* Begin *

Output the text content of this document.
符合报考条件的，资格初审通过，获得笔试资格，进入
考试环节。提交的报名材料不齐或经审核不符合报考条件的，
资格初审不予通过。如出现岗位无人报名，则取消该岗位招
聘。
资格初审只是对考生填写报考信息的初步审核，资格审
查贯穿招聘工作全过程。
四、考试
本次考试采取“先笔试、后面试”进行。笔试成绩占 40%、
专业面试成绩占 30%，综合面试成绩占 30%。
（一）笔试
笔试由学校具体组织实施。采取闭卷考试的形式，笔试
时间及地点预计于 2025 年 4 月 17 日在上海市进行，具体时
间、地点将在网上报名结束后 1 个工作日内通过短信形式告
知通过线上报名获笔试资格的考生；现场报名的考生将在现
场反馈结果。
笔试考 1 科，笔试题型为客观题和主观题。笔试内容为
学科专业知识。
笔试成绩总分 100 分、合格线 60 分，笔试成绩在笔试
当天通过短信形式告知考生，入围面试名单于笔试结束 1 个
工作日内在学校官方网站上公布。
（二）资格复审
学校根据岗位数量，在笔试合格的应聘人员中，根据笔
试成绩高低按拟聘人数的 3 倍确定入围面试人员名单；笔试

* End *
* Begin *

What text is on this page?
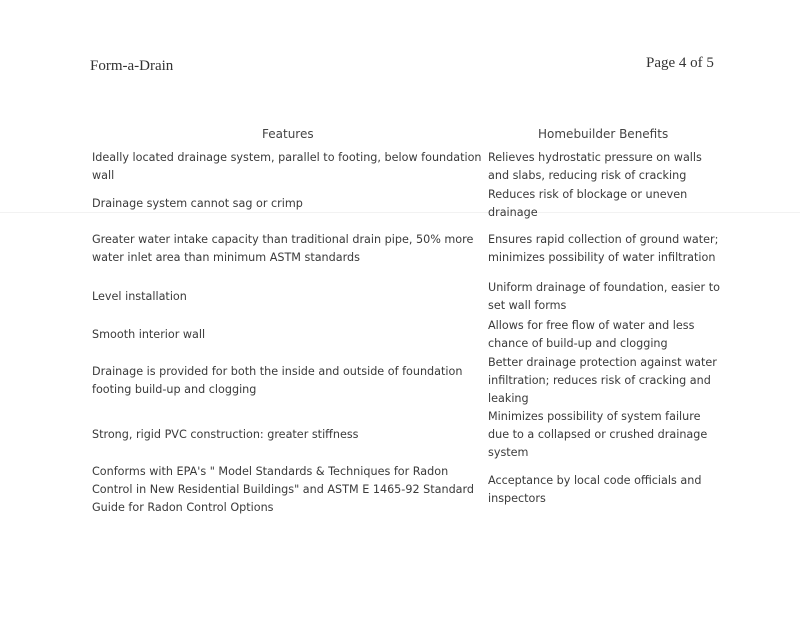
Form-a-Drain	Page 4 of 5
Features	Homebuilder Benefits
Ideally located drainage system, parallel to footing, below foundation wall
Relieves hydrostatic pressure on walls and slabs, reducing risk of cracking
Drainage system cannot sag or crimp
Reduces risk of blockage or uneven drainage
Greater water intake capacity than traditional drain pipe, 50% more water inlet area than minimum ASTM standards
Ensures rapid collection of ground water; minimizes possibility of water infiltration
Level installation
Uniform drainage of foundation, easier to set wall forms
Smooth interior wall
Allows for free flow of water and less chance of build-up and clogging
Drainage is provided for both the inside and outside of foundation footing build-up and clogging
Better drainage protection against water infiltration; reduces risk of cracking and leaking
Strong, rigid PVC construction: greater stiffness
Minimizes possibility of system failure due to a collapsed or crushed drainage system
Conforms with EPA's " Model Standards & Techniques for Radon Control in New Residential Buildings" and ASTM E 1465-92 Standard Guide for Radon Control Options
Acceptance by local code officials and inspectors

* End *

## Work required
Gather all the lines that include the word "system" and copy them out.

## Response to the task
Ideally located drainage system, parallel to footing, below foundation wall
Drainage system cannot sag or crimp
Minimizes possibility of system failure due to a collapsed or crushed drainage system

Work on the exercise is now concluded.